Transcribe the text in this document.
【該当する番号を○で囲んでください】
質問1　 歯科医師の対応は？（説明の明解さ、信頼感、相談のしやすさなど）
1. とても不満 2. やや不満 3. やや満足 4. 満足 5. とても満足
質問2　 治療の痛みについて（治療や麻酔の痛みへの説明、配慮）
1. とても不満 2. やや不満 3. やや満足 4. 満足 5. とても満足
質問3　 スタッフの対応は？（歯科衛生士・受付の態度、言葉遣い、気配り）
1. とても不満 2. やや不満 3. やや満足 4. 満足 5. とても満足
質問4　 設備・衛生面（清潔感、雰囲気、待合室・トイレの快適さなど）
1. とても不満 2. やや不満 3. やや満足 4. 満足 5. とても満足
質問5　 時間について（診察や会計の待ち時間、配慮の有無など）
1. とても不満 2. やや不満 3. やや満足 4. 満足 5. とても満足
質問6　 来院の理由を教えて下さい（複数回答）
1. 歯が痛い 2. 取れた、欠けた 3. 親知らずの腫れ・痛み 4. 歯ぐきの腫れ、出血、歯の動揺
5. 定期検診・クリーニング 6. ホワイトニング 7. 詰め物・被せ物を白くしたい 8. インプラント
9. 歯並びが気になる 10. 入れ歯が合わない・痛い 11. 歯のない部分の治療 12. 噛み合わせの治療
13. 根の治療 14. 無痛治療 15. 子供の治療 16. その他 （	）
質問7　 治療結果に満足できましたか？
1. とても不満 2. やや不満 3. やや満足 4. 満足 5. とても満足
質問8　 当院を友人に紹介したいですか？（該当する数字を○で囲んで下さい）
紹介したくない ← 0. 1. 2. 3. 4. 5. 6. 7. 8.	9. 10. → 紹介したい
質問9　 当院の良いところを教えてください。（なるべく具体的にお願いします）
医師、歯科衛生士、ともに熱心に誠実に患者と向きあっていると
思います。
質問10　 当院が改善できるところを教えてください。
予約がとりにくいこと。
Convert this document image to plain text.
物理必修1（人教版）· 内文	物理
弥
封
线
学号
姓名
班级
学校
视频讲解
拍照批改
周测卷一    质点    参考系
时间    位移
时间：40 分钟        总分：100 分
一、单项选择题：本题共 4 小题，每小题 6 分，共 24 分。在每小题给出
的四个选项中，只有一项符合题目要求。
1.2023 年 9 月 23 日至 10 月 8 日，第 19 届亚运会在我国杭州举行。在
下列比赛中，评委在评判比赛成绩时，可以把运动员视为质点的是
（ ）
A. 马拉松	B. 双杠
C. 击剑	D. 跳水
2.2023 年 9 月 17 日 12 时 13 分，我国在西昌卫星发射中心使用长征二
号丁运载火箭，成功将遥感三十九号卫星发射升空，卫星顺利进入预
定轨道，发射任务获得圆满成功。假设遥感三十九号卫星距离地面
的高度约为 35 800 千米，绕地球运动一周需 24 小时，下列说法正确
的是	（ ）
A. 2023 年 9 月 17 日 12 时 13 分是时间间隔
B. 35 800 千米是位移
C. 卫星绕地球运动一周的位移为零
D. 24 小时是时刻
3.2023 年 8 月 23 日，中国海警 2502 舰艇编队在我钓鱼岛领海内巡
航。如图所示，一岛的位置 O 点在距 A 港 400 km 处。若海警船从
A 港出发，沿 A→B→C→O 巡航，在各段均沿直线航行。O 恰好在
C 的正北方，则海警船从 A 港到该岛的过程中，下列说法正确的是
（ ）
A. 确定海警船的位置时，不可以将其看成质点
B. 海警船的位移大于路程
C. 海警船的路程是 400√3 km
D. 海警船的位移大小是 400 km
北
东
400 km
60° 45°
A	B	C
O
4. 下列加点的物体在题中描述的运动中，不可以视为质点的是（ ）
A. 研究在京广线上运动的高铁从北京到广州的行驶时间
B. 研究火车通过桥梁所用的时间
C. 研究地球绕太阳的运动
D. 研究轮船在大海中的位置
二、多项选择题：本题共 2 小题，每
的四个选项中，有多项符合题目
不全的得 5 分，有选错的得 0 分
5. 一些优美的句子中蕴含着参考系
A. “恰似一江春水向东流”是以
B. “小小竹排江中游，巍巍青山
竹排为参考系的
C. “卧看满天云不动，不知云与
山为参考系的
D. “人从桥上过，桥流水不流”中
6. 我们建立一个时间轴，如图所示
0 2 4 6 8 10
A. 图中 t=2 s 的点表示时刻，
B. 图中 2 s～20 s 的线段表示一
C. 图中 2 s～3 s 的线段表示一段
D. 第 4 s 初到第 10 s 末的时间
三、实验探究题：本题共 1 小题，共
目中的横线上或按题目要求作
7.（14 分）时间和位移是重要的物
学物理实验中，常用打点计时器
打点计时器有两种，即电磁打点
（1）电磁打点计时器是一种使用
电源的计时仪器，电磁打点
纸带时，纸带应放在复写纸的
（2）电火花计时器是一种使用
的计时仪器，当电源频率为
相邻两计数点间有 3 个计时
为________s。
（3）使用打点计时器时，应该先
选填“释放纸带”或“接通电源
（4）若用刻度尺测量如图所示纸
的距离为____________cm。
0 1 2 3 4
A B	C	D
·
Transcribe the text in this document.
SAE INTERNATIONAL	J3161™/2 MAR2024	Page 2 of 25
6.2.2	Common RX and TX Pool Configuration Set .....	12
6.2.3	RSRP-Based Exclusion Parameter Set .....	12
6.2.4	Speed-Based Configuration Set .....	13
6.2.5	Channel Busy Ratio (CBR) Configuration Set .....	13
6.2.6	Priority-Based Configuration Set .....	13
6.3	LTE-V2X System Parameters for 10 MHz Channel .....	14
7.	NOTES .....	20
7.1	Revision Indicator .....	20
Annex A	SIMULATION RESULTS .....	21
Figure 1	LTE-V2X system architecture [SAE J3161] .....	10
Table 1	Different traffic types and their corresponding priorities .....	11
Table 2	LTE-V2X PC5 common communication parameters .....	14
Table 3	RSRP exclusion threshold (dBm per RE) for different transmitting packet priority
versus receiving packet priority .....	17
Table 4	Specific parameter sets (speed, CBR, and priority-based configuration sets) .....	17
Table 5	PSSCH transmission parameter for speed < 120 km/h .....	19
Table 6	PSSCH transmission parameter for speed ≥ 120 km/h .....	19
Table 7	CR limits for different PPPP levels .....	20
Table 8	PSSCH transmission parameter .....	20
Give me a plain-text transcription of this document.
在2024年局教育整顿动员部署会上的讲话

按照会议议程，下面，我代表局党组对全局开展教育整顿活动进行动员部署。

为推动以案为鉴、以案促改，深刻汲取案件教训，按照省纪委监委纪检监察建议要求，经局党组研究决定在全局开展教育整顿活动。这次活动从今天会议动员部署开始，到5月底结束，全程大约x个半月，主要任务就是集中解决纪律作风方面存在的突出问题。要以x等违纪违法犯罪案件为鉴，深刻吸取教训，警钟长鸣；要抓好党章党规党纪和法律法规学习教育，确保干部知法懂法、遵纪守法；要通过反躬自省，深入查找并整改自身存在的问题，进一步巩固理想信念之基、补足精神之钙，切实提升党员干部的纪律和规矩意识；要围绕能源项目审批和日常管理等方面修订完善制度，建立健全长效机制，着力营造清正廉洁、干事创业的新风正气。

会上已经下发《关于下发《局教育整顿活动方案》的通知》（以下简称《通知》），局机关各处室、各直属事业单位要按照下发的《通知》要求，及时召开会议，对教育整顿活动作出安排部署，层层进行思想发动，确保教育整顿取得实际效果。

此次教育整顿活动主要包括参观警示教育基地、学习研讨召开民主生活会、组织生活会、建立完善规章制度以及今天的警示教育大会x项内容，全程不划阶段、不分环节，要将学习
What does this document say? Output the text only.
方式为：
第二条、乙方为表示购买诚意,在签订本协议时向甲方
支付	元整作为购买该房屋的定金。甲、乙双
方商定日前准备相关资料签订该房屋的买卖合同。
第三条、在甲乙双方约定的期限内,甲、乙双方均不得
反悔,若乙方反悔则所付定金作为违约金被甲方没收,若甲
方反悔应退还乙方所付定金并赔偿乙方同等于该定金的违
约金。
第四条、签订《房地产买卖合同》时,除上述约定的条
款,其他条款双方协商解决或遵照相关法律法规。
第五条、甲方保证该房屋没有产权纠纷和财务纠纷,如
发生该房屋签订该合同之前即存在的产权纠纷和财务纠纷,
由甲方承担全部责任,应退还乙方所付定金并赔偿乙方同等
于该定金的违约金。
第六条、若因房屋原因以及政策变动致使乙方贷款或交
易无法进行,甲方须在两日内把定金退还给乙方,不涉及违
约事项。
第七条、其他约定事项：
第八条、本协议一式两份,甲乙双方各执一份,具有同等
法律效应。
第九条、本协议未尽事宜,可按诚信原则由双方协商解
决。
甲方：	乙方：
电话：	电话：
====
• _Objective_
Check each line of the records for the word "Table" and extract those that contain it.

• _Correct result_
Table 1	Different traffic types and their corresponding priorities .....	11
Table 2	LTE-V2X PC5 common communication parameters .....	14
Table 3	RSRP exclusion threshold (dBm per RE) for different transmitting packet priority
Table 4	Specific parameter sets (speed, CBR, and priority-based configuration sets) .....	17
Table 5	PSSCH transmission parameter for speed < 120 km/h .....	19
Table 6	PSSCH transmission parameter for speed ≥ 120 km/h .....	19
Table 7	CR limits for different PPPP levels .....	20
Table 8	PSSCH transmission parameter .....	20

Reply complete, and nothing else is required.